== Required task ==
Can you copy out, character for character, every line in the items below from the one containing "data-point-baseline-random: [294, 123, 304, 135]" through the one containing "data-point-alg-mlp: [187, 183, 196, 191]", with both of those lines included?
---*---
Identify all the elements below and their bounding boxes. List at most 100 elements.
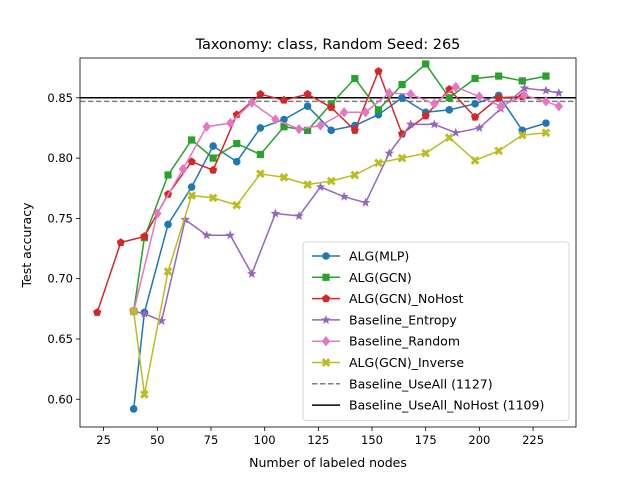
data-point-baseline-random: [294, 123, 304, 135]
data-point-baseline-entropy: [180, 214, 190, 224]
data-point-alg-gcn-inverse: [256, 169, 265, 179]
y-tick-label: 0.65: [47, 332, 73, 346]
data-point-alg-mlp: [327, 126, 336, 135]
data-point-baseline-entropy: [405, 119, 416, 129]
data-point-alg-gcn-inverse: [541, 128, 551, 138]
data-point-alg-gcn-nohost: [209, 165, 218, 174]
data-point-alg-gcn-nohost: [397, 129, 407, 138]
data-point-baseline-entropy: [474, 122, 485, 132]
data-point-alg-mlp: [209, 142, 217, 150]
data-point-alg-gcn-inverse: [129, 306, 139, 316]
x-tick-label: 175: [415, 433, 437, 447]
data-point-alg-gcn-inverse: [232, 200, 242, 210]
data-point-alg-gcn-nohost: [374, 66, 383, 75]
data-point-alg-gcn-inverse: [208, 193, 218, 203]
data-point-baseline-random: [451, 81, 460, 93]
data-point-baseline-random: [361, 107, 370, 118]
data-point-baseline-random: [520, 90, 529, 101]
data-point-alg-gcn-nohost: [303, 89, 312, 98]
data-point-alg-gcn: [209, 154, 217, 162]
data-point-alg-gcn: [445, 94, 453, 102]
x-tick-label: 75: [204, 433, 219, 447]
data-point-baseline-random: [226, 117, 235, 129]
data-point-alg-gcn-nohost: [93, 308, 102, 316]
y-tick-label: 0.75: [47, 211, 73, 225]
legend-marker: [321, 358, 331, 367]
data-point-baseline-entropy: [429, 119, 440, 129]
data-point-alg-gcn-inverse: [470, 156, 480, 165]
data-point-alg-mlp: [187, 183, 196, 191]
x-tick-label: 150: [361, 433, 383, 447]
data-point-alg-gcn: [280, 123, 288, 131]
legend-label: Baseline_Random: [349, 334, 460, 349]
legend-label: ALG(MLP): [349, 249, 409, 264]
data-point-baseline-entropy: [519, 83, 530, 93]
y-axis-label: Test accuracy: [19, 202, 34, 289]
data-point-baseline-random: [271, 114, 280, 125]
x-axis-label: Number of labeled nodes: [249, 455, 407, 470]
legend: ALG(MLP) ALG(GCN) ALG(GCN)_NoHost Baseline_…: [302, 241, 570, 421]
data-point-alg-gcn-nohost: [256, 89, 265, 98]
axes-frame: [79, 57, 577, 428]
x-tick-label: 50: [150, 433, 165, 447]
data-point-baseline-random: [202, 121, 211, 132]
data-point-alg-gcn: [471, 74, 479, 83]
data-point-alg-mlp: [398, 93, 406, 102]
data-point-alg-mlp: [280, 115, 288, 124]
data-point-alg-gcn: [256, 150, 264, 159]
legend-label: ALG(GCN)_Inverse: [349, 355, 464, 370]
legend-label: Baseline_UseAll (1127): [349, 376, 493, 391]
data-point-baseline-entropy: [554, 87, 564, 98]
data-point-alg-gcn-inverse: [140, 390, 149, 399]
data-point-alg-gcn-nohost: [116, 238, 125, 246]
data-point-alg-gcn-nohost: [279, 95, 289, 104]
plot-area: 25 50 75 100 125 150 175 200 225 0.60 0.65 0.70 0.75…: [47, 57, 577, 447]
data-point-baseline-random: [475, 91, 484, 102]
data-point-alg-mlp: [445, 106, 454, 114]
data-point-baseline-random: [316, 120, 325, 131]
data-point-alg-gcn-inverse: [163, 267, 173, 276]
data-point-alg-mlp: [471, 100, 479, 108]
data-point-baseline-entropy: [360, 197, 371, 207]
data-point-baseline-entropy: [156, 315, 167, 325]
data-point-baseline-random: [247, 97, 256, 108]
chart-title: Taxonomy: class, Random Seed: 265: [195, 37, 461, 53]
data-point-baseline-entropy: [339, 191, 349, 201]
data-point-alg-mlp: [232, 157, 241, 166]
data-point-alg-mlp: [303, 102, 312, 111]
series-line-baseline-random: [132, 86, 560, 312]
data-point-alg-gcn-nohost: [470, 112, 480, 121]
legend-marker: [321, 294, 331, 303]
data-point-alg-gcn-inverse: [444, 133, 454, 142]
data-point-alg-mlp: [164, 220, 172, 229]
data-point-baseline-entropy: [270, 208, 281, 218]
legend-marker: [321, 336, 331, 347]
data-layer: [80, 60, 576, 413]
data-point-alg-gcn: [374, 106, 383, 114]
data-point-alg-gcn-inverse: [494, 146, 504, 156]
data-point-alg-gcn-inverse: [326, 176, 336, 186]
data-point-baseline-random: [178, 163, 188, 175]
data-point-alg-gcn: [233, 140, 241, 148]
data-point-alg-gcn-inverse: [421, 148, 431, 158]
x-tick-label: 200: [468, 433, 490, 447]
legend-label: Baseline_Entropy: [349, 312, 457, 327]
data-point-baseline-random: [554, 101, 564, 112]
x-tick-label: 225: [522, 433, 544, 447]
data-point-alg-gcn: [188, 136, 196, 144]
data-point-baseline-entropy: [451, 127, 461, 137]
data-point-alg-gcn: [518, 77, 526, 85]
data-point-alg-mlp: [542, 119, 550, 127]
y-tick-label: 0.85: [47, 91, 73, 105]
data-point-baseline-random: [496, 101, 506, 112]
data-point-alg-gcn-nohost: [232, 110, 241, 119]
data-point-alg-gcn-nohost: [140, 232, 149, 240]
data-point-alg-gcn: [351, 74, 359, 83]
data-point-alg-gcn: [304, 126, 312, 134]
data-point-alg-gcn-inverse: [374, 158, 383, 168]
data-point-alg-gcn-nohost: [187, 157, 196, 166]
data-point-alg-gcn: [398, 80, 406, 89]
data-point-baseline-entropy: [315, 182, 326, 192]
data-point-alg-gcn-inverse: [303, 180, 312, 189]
---*---
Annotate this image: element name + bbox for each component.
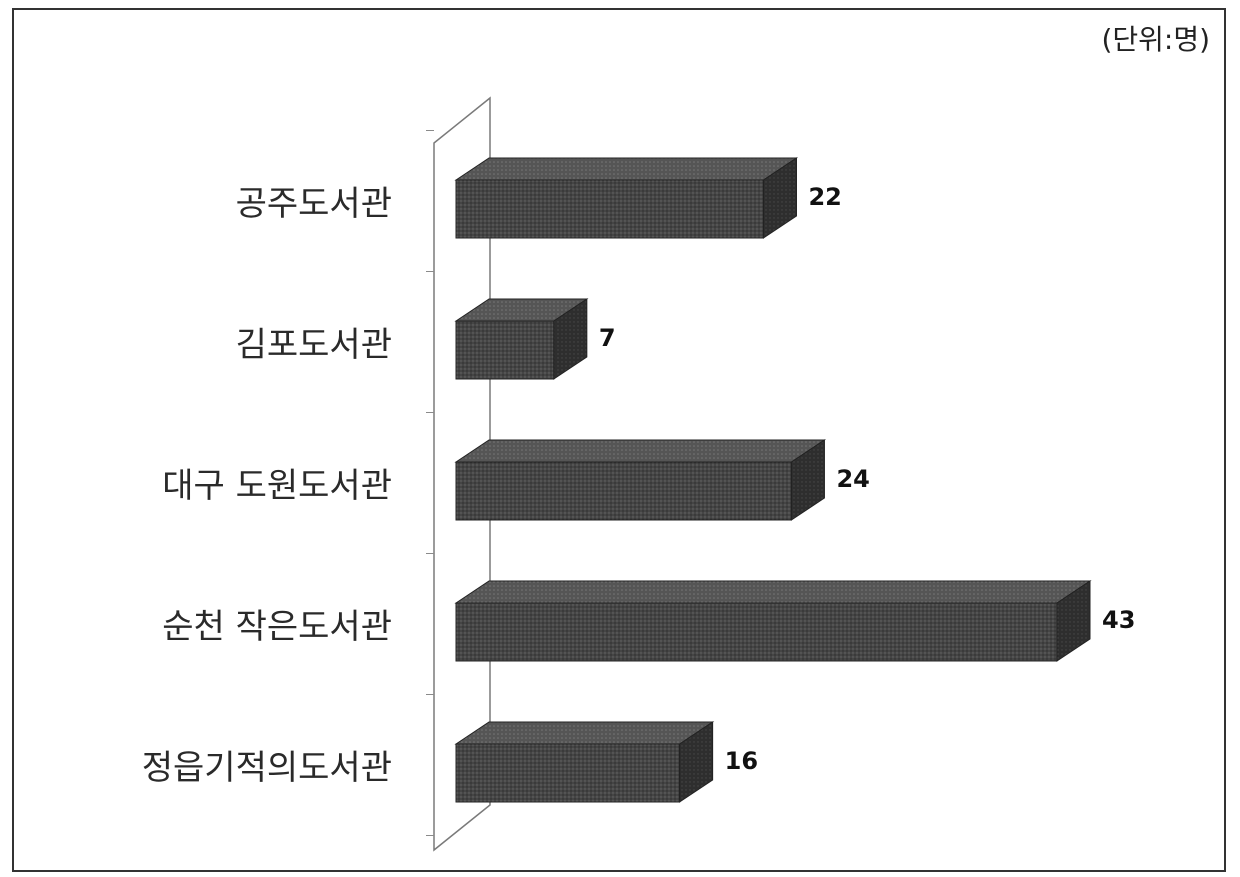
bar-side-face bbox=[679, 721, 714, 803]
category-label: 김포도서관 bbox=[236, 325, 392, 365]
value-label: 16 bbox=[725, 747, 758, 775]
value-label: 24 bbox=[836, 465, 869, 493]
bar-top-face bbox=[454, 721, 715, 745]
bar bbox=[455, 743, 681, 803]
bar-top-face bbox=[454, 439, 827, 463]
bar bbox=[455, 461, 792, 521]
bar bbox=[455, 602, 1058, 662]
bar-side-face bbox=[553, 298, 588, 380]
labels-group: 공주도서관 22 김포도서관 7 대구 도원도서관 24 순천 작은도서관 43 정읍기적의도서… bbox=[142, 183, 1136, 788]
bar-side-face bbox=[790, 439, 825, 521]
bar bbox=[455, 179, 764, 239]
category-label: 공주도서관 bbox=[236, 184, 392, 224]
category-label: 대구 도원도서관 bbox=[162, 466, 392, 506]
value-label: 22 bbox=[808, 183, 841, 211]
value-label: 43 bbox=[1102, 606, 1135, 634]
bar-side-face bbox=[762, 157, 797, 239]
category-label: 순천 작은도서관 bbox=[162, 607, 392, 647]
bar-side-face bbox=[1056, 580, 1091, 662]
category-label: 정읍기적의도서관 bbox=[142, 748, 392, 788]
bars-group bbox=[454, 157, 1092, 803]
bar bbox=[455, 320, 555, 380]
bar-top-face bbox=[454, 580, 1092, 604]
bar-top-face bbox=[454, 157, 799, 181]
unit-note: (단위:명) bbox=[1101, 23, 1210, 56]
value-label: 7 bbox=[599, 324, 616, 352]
---*---
== Solution ==
data-point-baseline-random: [294, 123, 304, 135]
data-point-baseline-entropy: [180, 214, 190, 224]
data-point-alg-gcn-inverse: [256, 169, 265, 179]
y-tick-label: 0.65: [47, 332, 73, 346]
data-point-alg-mlp: [327, 126, 336, 135]
data-point-baseline-entropy: [405, 119, 416, 129]
data-point-alg-gcn-inverse: [541, 128, 551, 138]
data-point-alg-gcn-nohost: [209, 165, 218, 174]
data-point-alg-gcn-nohost: [397, 129, 407, 138]
data-point-baseline-entropy: [474, 122, 485, 132]
data-point-alg-mlp: [209, 142, 217, 150]
data-point-alg-gcn-inverse: [129, 306, 139, 316]
x-tick-label: 175: [415, 433, 437, 447]
data-point-alg-gcn-inverse: [232, 200, 242, 210]
data-point-alg-gcn-nohost: [374, 66, 383, 75]
data-point-alg-gcn-inverse: [208, 193, 218, 203]
data-point-baseline-random: [451, 81, 460, 93]
data-point-baseline-random: [361, 107, 370, 118]
data-point-baseline-random: [520, 90, 529, 101]
data-point-alg-gcn-nohost: [303, 89, 312, 98]
data-point-alg-gcn: [209, 154, 217, 162]
data-point-alg-gcn: [445, 94, 453, 102]
x-tick-label: 75: [204, 433, 219, 447]
data-point-baseline-random: [226, 117, 235, 129]
data-point-alg-gcn-nohost: [93, 308, 102, 316]
y-tick-label: 0.75: [47, 211, 73, 225]
legend-marker: [321, 358, 331, 367]
data-point-baseline-entropy: [429, 119, 440, 129]
data-point-alg-gcn-inverse: [470, 156, 480, 165]
data-point-alg-mlp: [187, 183, 196, 191]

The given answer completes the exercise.